[WHAT YOU SHOULD DO] Copy out every line of the data exactly.
>> Start EXTRACTED ENTRIES
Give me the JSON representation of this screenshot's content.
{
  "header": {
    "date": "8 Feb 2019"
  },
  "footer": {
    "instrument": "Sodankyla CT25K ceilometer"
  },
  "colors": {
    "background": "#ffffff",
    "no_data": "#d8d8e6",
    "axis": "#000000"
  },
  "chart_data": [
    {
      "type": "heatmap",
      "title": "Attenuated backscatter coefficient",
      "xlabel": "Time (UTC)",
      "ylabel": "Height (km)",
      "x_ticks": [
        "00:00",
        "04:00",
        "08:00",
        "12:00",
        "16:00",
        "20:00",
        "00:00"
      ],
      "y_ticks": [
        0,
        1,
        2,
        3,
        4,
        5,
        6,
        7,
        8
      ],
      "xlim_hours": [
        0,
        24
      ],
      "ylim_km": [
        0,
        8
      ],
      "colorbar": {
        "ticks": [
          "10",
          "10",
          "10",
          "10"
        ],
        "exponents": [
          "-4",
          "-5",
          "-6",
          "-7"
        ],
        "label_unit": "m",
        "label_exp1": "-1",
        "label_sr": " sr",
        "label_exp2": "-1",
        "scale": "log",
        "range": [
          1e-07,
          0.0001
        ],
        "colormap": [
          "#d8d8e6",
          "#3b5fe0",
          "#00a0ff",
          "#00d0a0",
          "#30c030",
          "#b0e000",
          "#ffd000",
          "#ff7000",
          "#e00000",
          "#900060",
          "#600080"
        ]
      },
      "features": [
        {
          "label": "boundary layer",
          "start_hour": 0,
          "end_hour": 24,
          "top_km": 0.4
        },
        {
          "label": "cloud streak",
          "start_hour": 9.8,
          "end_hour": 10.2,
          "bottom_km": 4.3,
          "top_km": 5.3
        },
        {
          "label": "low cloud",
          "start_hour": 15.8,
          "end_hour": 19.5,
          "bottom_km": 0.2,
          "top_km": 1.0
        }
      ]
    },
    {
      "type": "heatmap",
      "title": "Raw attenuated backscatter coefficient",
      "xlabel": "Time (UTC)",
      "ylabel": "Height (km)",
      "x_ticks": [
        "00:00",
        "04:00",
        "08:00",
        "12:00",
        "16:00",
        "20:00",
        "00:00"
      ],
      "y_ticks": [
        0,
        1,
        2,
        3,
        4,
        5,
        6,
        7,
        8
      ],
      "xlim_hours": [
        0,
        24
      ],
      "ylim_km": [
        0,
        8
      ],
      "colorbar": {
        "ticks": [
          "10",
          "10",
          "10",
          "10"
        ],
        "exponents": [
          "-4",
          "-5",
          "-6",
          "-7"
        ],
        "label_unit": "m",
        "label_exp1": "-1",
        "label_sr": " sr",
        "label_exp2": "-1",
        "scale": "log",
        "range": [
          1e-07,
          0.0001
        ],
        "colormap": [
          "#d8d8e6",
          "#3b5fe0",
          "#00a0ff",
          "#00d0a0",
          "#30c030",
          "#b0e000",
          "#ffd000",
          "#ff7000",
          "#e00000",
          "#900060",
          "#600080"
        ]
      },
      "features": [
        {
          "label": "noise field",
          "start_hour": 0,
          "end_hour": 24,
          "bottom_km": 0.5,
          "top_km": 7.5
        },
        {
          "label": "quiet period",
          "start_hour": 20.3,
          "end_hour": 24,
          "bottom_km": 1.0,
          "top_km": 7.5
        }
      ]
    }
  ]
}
>> End EXTRACTED ENTRIES
[WRITTEN ANSWER]
Give me the JSON representation of this screenshot's content.
{
  "header": {
    "date": "8 Feb 2019"
  },
  "footer": {
    "instrument": "Sodankyla CT25K ceilometer"
  },
  "colors": {
    "background": "#ffffff",
    "no_data": "#d8d8e6",
    "axis": "#000000"
  },
  "chart_data": [
    {
      "type": "heatmap",
      "title": "Attenuated backscatter coefficient",
      "xlabel": "Time (UTC)",
      "ylabel": "Height (km)",
      "x_ticks": [
        "00:00",
        "04:00",
        "08:00",
        "12:00",
        "16:00",
        "20:00",
        "00:00"
      ],
      "y_ticks": [
        0,
        1,
        2,
        3,
        4,
        5,
        6,
        7,
        8
      ],
      "xlim_hours": [
        0,
        24
      ],
      "ylim_km": [
        0,
        8
      ],
      "colorbar": {
        "ticks": [
          "10",
          "10",
          "10",
          "10"
        ],
        "exponents": [
          "-4",
          "-5",
          "-6",
          "-7"
        ],
        "label_unit": "m",
        "label_exp1": "-1",
        "label_sr": " sr",
        "label_exp2": "-1",
        "scale": "log",
        "range": [
          1e-07,
          0.0001
        ],
        "colormap": [
          "#d8d8e6",
          "#3b5fe0",
          "#00a0ff",
          "#00d0a0",
          "#30c030",
          "#b0e000",
          "#ffd000",
          "#ff7000",
          "#e00000",
          "#900060",
          "#600080"
        ]
      },
      "features": [
        {
          "label": "boundary layer",
          "start_hour": 0,
          "end_hour": 24,
          "top_km": 0.4
        },
        {
          "label": "cloud streak",
          "start_hour": 9.8,
          "end_hour": 10.2,
          "bottom_km": 4.3,
          "top_km": 5.3
        },
        {
          "label": "low cloud",
          "start_hour": 15.8,
          "end_hour": 19.5,
          "bottom_km": 0.2,
          "top_km": 1.0
        }
      ]
    },
    {
      "type": "heatmap",
      "title": "Raw attenuated backscatter coefficient",
      "xlabel": "Time (UTC)",
      "ylabel": "Height (km)",
      "x_ticks": [
        "00:00",
        "04:00",
        "08:00",
        "12:00",
        "16:00",
        "20:00",
        "00:00"
      ],
      "y_ticks": [
        0,
        1,
        2,
        3,
        4,
        5,
        6,
        7,
        8
      ],
      "xlim_hours": [
        0,
        24
      ],
      "ylim_km": [
        0,
        8
      ],
      "colorbar": {
        "ticks": [
          "10",
          "10",
          "10",
          "10"
        ],
        "exponents": [
          "-4",
          "-5",
          "-6",
          "-7"
        ],
        "label_unit": "m",
        "label_exp1": "-1",
        "label_sr": " sr",
        "label_exp2": "-1",
        "scale": "log",
        "range": [
          1e-07,
          0.0001
        ],
        "colormap": [
          "#d8d8e6",
          "#3b5fe0",
          "#00a0ff",
          "#00d0a0",
          "#30c030",
          "#b0e000",
          "#ffd000",
          "#ff7000",
          "#e00000",
          "#900060",
          "#600080"
        ]
      },
      "features": [
        {
          "label": "noise field",
          "start_hour": 0,
          "end_hour": 24,
          "bottom_km": 0.5,
          "top_km": 7.5
        },
        {
          "label": "quiet period",
          "start_hour": 20.3,
          "end_hour": 24,
          "bottom_km": 1.0,
          "top_km": 7.5
        }
      ]
    }
  ]
}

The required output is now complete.